-- STATED PROBLEM --
Search the records below for the word "children". Pull out each line that has it.

-- RECORDS SHOWN --
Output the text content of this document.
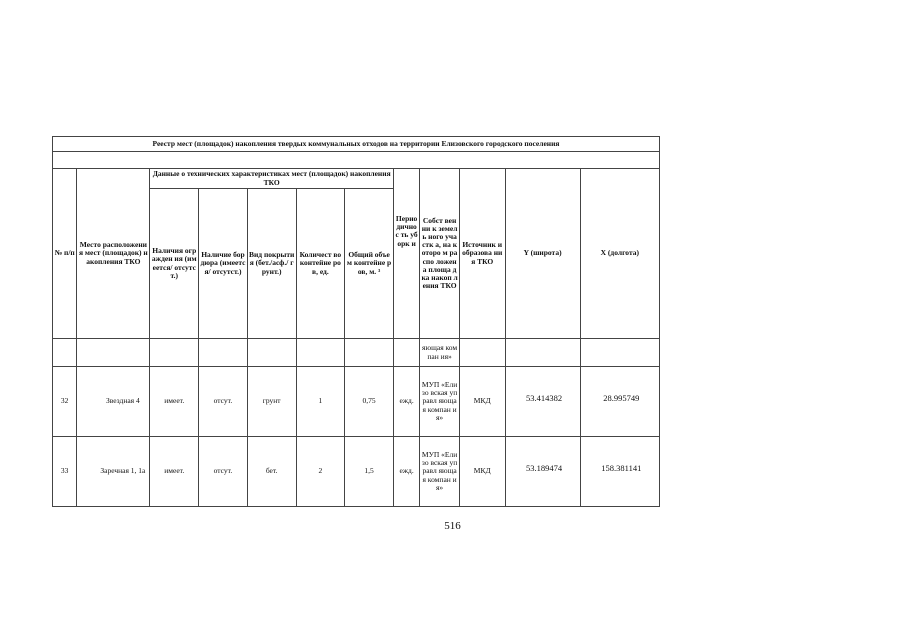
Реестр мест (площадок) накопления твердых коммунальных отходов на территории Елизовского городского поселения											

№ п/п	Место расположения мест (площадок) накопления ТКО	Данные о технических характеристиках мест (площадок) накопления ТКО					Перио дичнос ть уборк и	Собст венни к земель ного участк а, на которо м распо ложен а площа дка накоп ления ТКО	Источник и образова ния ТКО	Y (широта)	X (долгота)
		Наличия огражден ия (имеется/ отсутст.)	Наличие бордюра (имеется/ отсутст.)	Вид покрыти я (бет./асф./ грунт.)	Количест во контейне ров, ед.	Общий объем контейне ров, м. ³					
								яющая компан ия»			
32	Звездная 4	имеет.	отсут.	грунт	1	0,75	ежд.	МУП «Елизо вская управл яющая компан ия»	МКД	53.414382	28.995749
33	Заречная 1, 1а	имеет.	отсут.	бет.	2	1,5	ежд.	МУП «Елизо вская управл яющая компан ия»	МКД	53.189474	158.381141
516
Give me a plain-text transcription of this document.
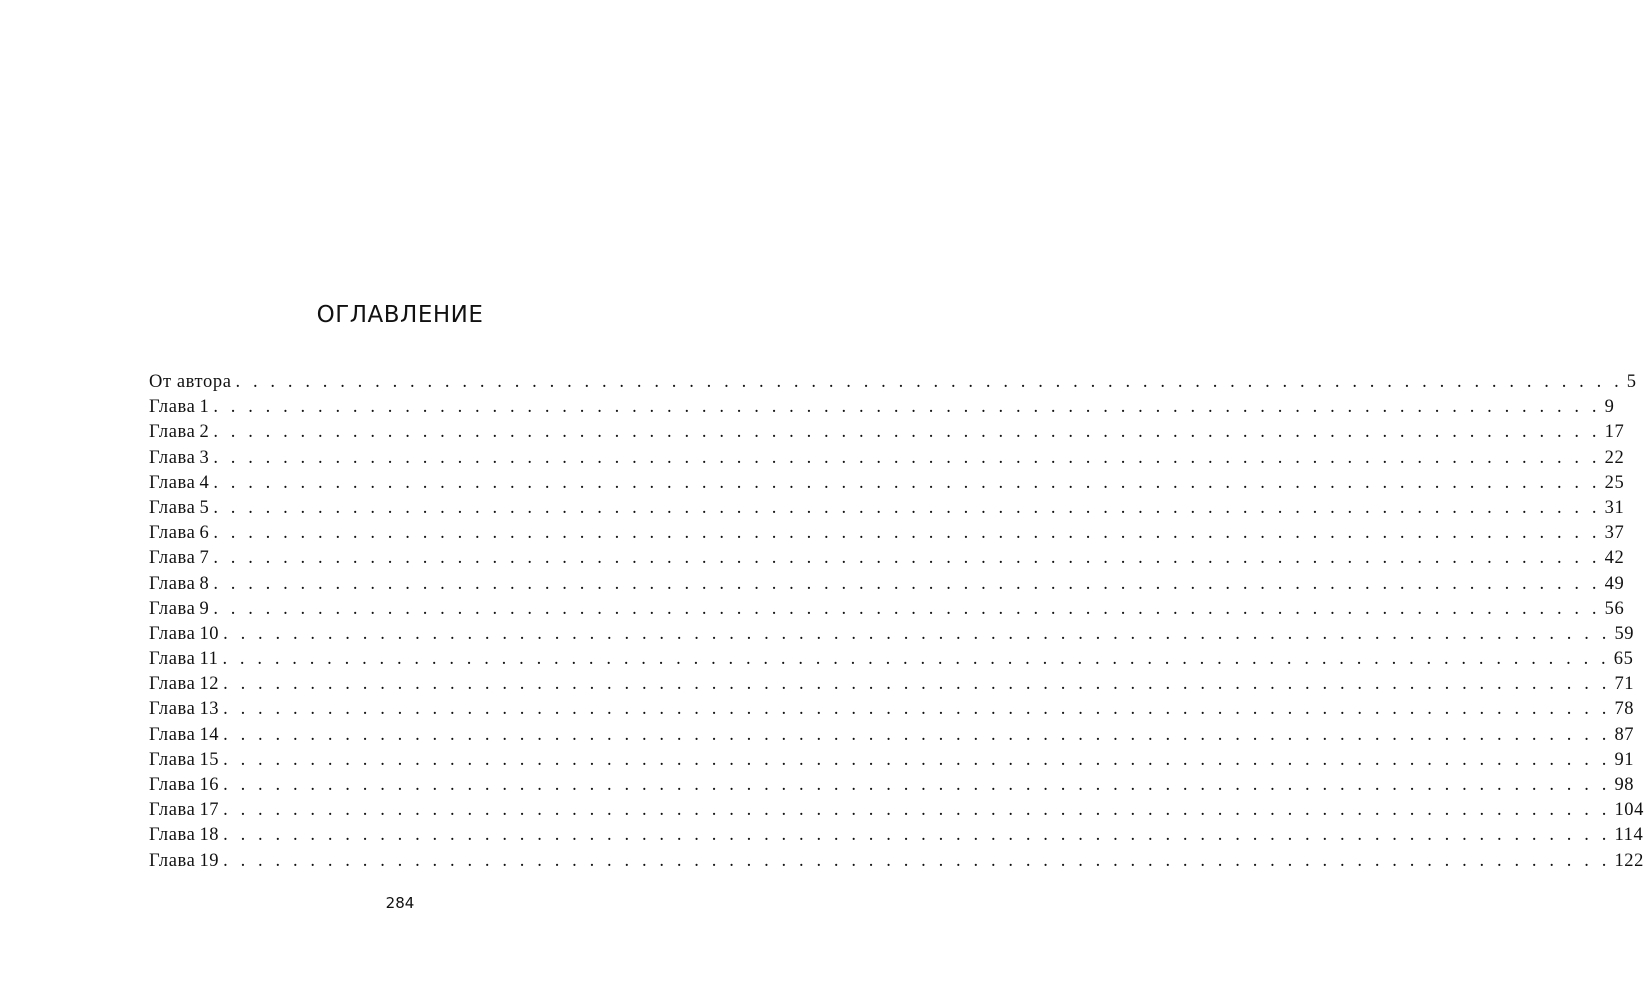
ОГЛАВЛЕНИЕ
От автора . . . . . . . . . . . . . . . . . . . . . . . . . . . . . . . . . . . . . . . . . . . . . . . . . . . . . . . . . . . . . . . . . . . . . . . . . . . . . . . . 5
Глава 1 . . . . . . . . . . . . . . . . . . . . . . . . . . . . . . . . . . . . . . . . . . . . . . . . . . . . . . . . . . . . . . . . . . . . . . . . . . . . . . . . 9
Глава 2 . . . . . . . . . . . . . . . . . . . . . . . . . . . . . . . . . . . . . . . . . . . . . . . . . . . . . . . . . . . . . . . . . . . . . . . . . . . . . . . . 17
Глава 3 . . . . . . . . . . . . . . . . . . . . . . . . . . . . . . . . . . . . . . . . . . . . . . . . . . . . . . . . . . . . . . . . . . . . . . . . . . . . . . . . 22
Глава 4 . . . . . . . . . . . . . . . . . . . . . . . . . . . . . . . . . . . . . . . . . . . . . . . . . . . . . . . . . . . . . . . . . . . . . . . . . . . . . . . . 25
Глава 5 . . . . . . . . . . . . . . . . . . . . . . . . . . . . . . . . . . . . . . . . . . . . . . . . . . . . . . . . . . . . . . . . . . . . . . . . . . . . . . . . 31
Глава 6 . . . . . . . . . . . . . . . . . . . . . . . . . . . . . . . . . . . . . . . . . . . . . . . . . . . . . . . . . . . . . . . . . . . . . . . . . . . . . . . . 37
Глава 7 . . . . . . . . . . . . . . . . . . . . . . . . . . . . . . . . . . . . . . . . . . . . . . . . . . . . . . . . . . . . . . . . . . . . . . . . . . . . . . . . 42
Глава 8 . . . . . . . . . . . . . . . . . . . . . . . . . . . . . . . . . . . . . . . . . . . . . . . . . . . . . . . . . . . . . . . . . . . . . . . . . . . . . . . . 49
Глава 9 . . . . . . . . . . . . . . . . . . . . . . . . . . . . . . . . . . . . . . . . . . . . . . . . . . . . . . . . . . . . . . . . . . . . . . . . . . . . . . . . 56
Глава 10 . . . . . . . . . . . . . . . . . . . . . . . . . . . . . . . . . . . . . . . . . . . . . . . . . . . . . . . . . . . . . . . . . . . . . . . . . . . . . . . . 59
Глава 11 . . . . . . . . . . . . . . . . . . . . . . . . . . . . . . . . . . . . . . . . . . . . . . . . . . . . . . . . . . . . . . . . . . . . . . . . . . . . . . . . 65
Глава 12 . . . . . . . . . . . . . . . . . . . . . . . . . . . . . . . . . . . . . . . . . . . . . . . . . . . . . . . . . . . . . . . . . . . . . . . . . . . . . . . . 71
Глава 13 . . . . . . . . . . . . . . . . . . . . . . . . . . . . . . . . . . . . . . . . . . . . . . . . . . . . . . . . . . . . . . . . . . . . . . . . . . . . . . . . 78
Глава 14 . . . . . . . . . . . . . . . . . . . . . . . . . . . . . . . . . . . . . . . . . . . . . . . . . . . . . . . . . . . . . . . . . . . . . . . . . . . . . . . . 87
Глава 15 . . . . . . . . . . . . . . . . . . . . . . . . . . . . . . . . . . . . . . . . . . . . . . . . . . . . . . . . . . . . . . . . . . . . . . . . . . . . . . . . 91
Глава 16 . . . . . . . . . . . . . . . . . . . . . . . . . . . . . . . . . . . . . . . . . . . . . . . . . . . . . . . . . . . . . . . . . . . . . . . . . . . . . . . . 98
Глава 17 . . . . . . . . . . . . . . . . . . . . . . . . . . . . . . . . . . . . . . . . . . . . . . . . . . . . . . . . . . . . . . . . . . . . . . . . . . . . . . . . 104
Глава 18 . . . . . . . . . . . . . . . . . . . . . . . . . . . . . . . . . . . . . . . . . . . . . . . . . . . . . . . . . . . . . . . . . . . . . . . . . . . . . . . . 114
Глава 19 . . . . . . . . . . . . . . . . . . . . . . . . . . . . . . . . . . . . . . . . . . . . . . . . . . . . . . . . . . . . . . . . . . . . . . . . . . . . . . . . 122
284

--

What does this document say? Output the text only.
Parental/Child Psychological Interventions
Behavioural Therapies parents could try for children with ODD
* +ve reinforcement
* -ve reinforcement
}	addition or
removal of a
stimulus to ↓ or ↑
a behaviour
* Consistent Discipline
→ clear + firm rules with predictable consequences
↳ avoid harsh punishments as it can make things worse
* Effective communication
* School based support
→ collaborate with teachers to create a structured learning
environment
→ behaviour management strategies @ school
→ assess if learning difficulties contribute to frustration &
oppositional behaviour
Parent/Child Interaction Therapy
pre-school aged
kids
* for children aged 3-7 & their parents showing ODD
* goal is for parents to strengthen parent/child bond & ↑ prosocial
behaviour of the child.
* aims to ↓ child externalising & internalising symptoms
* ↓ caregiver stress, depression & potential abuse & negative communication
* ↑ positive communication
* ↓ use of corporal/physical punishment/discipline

-- OUTPUT FOR THIS EXERCISE --
Behavioural Therapies parents could try for children with ODD
* for children aged 3-7 & their parents showing ODD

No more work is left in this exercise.